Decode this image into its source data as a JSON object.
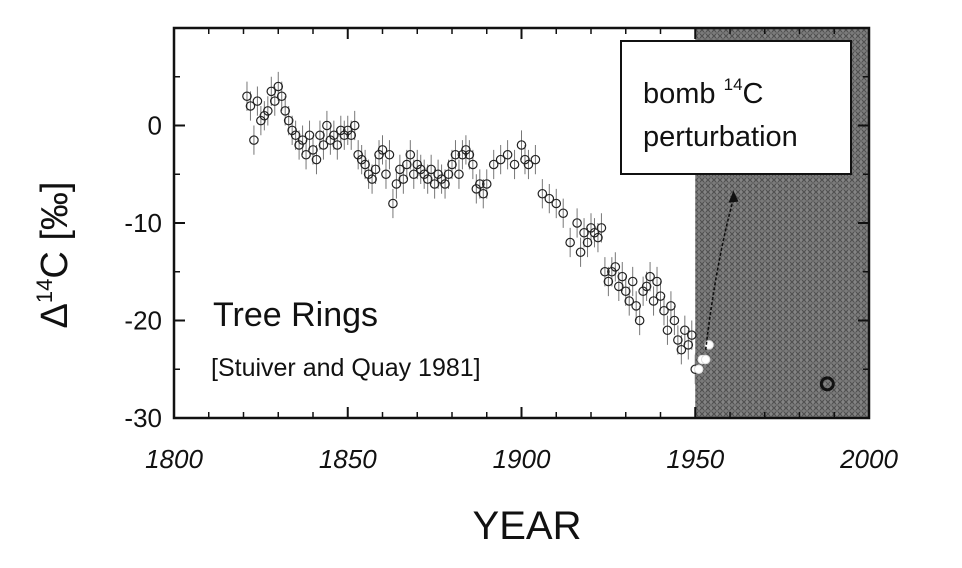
{
  "chart_data": {
    "type": "scatter",
    "title": "",
    "xlabel": "YEAR",
    "ylabel_prefix": "Δ",
    "ylabel_sup": "14",
    "ylabel_main": "C [‰]",
    "xlim": [
      1800,
      2000
    ],
    "ylim": [
      -30,
      10
    ],
    "xticks": [
      1800,
      1850,
      1900,
      1950,
      2000
    ],
    "xtick_labels": [
      "1800",
      "1850",
      "1900",
      "1950",
      "2000"
    ],
    "yticks": [
      -30,
      -20,
      -10,
      0
    ],
    "ytick_labels": [
      "-30",
      "-20",
      "-10",
      "0"
    ],
    "grid": false,
    "legend": "none",
    "annotations": {
      "series_label": "Tree Rings",
      "citation": "[Stuiver and Quay 1981]",
      "box_line1_pre": "bomb ",
      "box_line1_sup": "14",
      "box_line1_post": "C",
      "box_line2": "perturbation"
    },
    "shaded_region": {
      "x_from": 1950,
      "x_to": 2000,
      "color": "#6e6e6e"
    },
    "series": [
      {
        "name": "Tree Rings",
        "marker": "open-circle-errorbar",
        "x": [
          1821,
          1822,
          1823,
          1824,
          1825,
          1826,
          1827,
          1828,
          1829,
          1830,
          1831,
          1832,
          1833,
          1834,
          1835,
          1836,
          1837,
          1838,
          1839,
          1840,
          1841,
          1842,
          1843,
          1844,
          1845,
          1846,
          1847,
          1848,
          1849,
          1850,
          1851,
          1852,
          1853,
          1854,
          1855,
          1856,
          1857,
          1858,
          1859,
          1860,
          1861,
          1862,
          1863,
          1864,
          1865,
          1866,
          1867,
          1868,
          1869,
          1870,
          1871,
          1872,
          1873,
          1874,
          1875,
          1876,
          1877,
          1878,
          1879,
          1880,
          1881,
          1882,
          1883,
          1884,
          1885,
          1886,
          1887,
          1888,
          1889,
          1890,
          1892,
          1894,
          1896,
          1898,
          1900,
          1901,
          1902,
          1904,
          1906,
          1908,
          1910,
          1912,
          1914,
          1916,
          1917,
          1918,
          1919,
          1920,
          1921,
          1922,
          1923,
          1924,
          1925,
          1926,
          1927,
          1928,
          1929,
          1930,
          1931,
          1932,
          1933,
          1934,
          1935,
          1936,
          1937,
          1938,
          1939,
          1940,
          1941,
          1942,
          1943,
          1944,
          1945,
          1946,
          1947,
          1948,
          1949,
          1950
        ],
        "y": [
          3,
          2,
          -1.5,
          2.5,
          0.5,
          1,
          1.5,
          3.5,
          2.5,
          4,
          3,
          1.5,
          0.5,
          -0.5,
          -1,
          -2,
          -1.5,
          -3,
          -1,
          -2.5,
          -3.5,
          -1,
          -2,
          0,
          -1.5,
          -1,
          -2,
          -0.5,
          -1,
          -0.5,
          -1,
          0,
          -3,
          -3.5,
          -4,
          -5,
          -5.5,
          -4.5,
          -3,
          -2.5,
          -5,
          -3,
          -8,
          -6,
          -4.5,
          -5.5,
          -4,
          -3,
          -5,
          -4,
          -4.5,
          -5,
          -5.5,
          -4.5,
          -6,
          -5,
          -5.5,
          -6,
          -5,
          -4,
          -3,
          -5,
          -3,
          -2.5,
          -3,
          -4,
          -6.5,
          -6,
          -7,
          -6,
          -4,
          -3.5,
          -3,
          -4,
          -2,
          -3.5,
          -4,
          -3.5,
          -7,
          -7.5,
          -8,
          -9,
          -12,
          -10,
          -13,
          -11,
          -12,
          -10.5,
          -11,
          -11.5,
          -10.5,
          -15,
          -16,
          -15,
          -14.5,
          -16.5,
          -15.5,
          -17,
          -18,
          -16,
          -18.5,
          -20,
          -17,
          -16.5,
          -15.5,
          -18,
          -16,
          -17.5,
          -19,
          -21,
          -18.5,
          -20,
          -22,
          -23,
          -21,
          -22.5,
          -21.5,
          -25
        ],
        "errors": [
          1.5
        ]
      },
      {
        "name": "",
        "marker": "filled-circle-white",
        "x": [
          1951,
          1952,
          1953,
          1954
        ],
        "y": [
          -25,
          -24,
          -24,
          -22.5
        ]
      },
      {
        "name": "",
        "marker": "open-circle-white",
        "x": [
          1988
        ],
        "y": [
          -26.5
        ]
      }
    ]
  }
}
::::
_TASK TO COMPLETE:_ From the data above, copy each line that holds "Tree".

_OUTPUT:_
      "series_label": "Tree Rings",
        "name": "Tree Rings",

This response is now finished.